Start RECORDS SUPPLIED

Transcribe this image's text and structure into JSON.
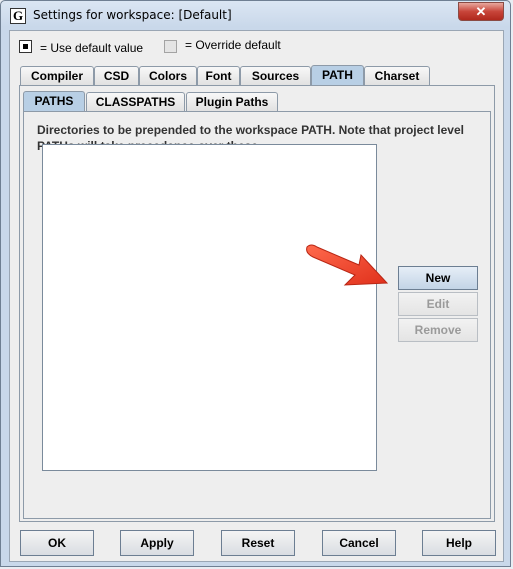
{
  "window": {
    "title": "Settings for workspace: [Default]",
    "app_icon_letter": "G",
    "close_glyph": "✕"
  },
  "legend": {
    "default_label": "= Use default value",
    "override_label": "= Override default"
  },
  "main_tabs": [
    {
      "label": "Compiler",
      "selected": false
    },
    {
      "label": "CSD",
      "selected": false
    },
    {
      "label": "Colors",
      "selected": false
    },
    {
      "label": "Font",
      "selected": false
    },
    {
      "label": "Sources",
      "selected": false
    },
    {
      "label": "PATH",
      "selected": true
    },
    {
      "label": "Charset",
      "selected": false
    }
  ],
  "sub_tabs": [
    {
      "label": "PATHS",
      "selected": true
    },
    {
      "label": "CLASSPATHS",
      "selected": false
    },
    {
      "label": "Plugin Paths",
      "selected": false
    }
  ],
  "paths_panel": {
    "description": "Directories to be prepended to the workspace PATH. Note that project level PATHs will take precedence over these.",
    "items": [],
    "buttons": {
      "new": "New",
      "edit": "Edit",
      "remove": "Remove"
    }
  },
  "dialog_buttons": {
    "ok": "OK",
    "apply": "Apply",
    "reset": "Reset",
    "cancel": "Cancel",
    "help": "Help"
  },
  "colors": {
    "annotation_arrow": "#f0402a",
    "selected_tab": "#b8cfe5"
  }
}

End RECORDS SUPPLIED
Start RECORDS SUPPLIED

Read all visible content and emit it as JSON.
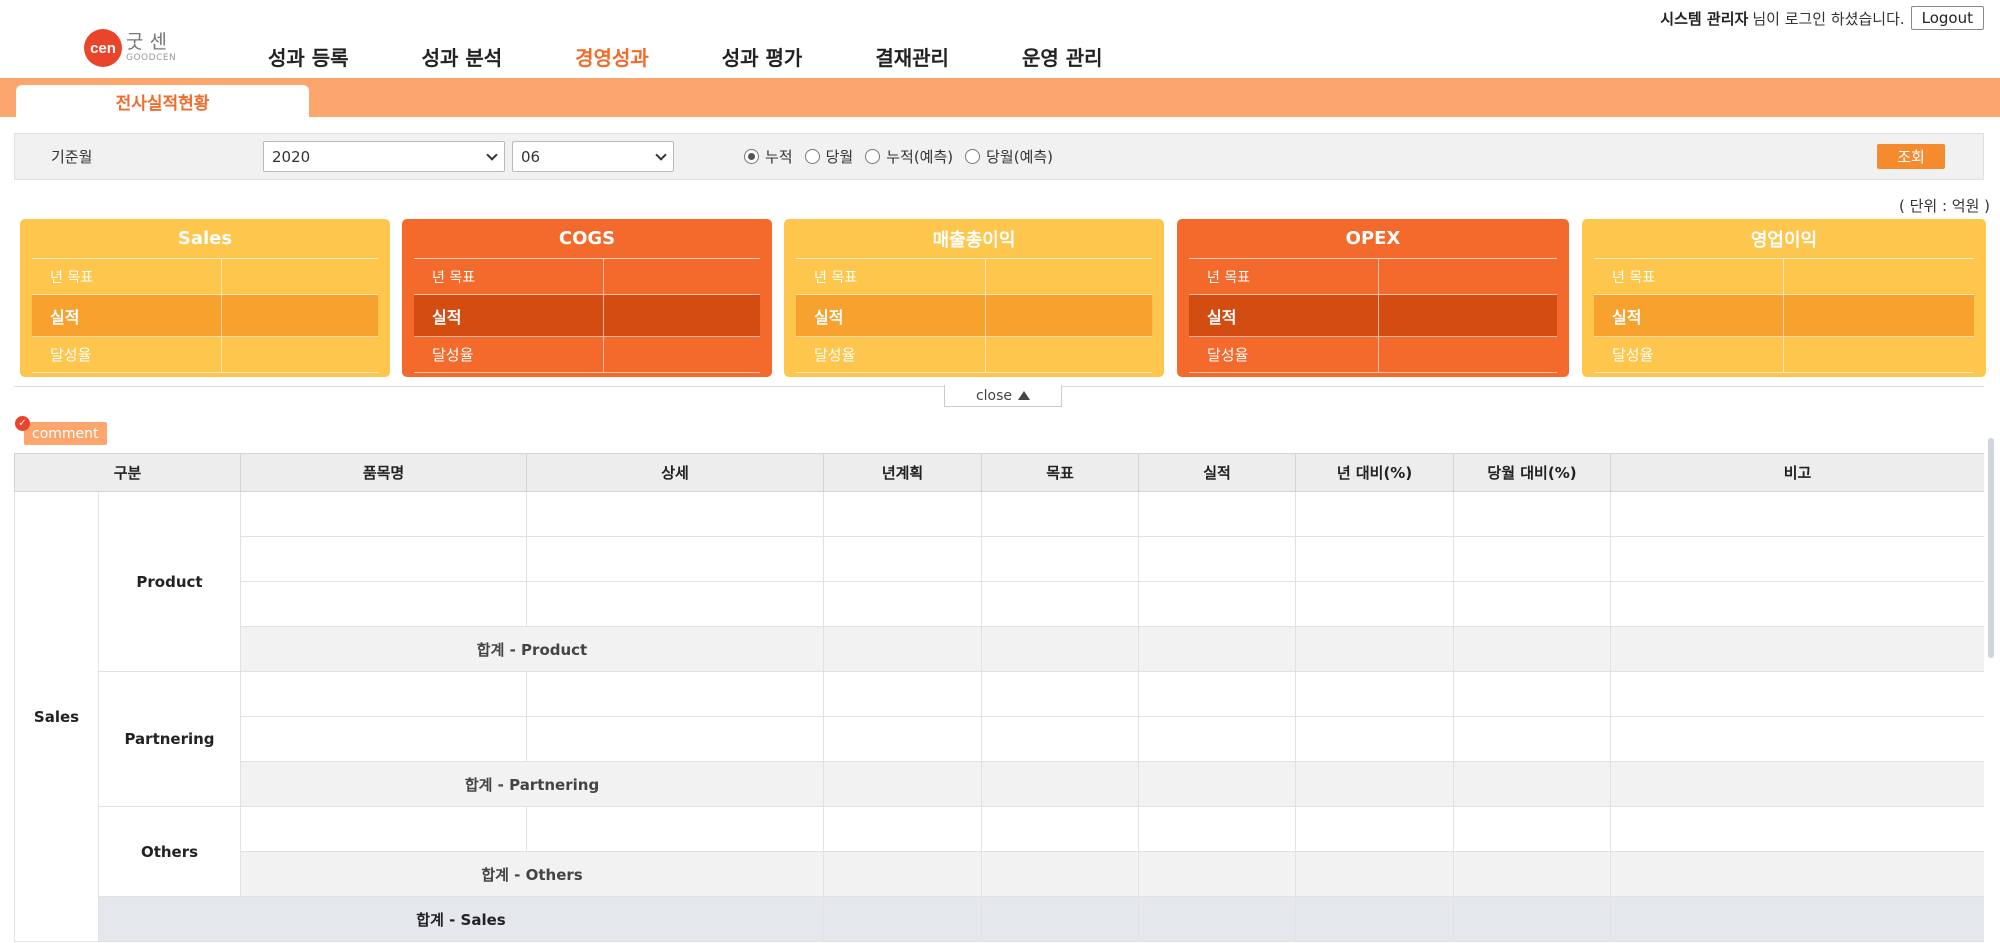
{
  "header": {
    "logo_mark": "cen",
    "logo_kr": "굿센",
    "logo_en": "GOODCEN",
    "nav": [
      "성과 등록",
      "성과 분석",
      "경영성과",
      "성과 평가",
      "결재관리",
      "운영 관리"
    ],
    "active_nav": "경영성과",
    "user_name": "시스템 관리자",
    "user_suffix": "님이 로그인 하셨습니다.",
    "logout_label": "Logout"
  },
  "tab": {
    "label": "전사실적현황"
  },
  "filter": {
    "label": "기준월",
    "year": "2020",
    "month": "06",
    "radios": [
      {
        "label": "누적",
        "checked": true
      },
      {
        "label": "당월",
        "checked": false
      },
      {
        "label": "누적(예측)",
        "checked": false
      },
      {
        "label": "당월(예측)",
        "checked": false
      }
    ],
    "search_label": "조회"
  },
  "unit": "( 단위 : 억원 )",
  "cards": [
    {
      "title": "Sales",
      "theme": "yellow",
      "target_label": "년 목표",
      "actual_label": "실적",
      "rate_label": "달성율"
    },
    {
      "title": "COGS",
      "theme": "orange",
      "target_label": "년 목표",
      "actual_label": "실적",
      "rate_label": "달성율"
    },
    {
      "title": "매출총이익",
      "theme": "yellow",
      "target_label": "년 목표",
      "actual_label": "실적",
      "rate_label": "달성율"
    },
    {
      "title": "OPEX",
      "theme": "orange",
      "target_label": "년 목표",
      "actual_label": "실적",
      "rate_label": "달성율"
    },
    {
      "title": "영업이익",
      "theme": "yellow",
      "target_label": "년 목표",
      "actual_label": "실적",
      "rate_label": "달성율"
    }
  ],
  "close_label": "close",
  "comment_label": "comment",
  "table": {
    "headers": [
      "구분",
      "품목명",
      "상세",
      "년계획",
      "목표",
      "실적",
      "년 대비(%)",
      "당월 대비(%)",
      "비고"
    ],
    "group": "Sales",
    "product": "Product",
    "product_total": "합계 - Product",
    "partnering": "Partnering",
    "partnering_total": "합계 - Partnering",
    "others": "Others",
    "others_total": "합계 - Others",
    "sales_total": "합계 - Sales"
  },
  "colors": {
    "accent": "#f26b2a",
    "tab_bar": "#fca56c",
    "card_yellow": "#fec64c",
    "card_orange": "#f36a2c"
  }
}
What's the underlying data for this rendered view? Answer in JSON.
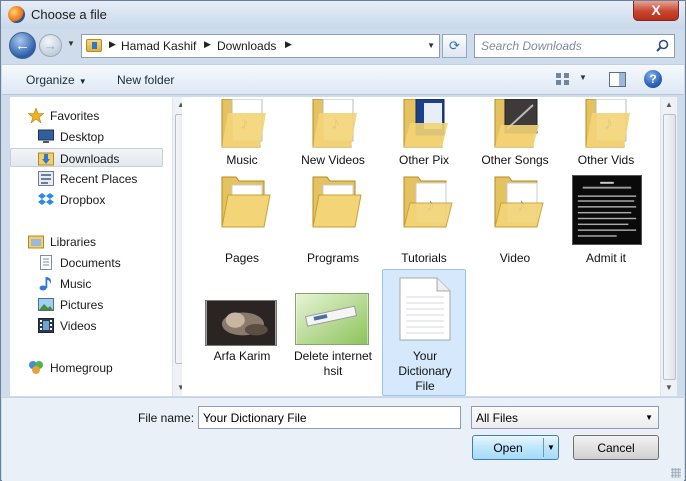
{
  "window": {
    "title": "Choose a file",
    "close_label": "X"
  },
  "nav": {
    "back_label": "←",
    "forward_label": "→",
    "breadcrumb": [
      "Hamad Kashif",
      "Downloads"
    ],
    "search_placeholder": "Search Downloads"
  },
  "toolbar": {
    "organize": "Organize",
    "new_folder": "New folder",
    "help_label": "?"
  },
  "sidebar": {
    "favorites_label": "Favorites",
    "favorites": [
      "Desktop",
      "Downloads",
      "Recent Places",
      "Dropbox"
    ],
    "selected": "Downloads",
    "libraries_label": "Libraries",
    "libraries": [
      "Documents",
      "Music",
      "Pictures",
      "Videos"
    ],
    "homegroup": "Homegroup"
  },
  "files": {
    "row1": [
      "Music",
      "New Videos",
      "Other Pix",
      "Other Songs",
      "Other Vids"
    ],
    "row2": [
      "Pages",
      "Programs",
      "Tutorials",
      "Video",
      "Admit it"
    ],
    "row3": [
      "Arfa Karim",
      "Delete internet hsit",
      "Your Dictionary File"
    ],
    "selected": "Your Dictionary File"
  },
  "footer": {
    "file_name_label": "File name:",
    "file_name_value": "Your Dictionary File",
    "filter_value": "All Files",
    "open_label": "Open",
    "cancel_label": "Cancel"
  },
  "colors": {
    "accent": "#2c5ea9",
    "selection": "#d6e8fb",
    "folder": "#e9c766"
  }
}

End RECORDS SUPPLIED
Start RECORDS SUPPLIED

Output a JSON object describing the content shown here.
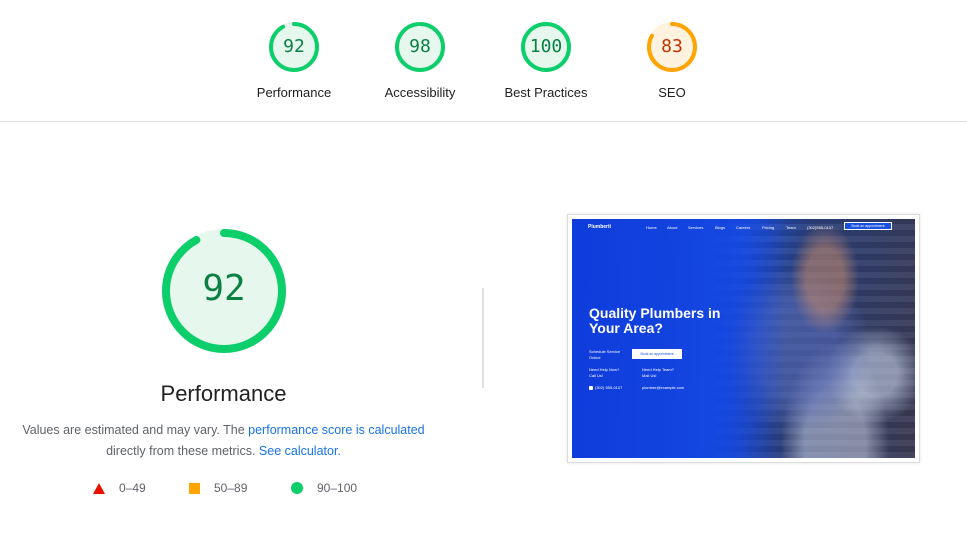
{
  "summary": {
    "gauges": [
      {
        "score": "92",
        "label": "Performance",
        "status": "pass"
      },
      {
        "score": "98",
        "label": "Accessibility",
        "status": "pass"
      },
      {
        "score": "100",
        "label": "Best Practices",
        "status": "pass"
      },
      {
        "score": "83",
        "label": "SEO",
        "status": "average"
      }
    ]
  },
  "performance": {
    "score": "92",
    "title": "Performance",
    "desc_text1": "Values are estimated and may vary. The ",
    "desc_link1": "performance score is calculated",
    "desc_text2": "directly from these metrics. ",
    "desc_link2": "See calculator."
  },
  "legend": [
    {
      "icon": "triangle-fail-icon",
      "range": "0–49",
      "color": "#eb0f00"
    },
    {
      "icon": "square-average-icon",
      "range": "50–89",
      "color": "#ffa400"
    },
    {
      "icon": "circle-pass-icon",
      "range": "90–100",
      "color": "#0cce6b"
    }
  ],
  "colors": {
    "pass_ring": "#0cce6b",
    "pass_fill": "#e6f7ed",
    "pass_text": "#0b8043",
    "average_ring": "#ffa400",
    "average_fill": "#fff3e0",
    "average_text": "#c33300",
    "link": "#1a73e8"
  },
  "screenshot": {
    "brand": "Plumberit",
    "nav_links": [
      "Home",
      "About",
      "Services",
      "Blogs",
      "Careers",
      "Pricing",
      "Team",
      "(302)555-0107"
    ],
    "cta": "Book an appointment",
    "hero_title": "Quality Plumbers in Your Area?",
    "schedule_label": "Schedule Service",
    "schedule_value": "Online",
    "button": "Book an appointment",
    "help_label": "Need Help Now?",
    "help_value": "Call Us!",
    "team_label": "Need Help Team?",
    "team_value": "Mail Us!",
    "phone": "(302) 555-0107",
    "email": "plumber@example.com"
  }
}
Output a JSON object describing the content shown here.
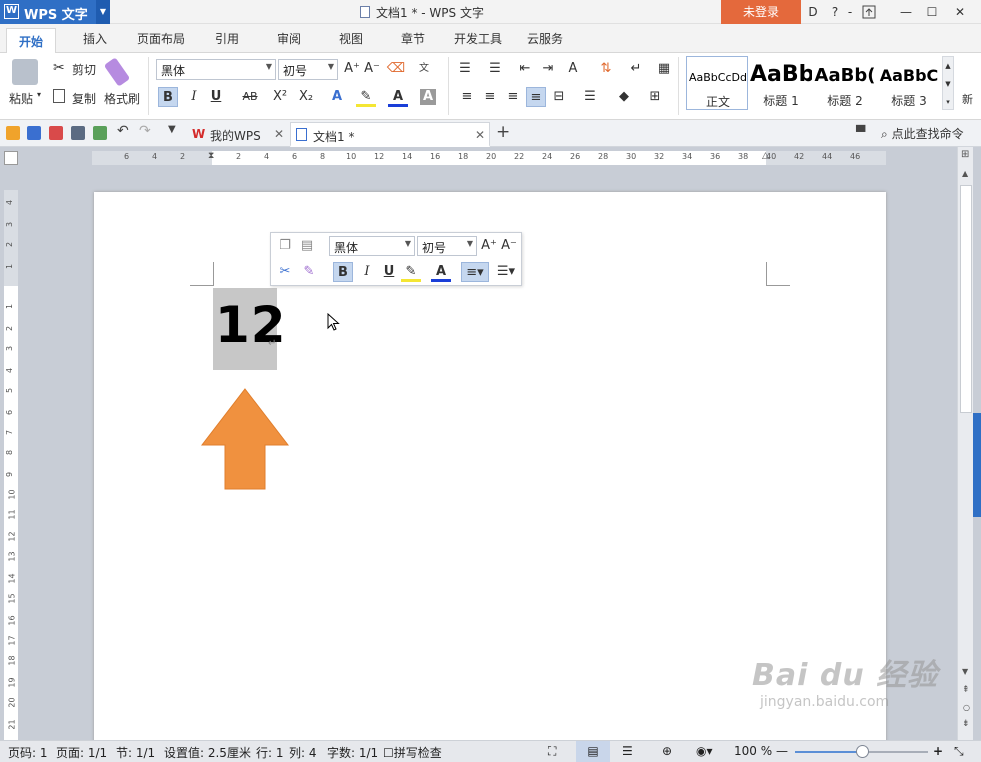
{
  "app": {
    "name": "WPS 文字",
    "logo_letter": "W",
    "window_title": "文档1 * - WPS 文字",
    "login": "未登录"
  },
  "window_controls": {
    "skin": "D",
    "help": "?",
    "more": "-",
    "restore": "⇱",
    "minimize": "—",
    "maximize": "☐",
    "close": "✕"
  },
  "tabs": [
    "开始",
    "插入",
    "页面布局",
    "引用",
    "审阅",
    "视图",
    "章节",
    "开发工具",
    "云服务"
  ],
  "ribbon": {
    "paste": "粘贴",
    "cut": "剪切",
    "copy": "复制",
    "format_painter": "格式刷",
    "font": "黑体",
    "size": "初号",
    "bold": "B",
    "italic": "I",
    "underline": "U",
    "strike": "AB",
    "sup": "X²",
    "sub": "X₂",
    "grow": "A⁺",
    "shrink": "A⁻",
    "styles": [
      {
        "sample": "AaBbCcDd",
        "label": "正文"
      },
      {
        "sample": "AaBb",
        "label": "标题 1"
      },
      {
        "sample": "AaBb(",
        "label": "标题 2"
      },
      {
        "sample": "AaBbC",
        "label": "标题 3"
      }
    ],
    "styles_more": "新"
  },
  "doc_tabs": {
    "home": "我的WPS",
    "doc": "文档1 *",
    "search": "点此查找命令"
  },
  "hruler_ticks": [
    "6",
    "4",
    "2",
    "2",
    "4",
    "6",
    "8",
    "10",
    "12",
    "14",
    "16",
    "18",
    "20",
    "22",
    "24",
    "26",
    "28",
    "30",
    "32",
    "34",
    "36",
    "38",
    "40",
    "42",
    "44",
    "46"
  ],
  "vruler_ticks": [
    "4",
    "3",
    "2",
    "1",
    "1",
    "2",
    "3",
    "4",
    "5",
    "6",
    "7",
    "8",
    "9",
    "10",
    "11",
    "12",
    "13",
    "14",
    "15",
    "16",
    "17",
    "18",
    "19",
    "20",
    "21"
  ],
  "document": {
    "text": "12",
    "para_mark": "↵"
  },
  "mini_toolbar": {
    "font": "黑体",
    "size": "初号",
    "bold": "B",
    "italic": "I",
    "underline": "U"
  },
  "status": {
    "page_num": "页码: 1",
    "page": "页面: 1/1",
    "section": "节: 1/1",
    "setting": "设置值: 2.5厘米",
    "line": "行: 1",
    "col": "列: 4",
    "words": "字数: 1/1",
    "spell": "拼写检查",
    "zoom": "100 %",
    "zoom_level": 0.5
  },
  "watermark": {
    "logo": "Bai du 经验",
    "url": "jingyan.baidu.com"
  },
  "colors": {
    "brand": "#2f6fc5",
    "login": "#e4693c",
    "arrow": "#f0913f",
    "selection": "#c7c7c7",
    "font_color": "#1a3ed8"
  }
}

End RECORDS SUPPLIED

> _WHAT NEEDS TO BE DONE_:
Identify the lines of the entries containing the string "Your". Copy each such line.

> _EXERCISE OUTPUT_:
      "Your Dictionary File"
    "selected": "Your Dictionary File"
    "file_name_value": "Your Dictionary File",
    "hero_title": "Quality Plumbers in Your Area?",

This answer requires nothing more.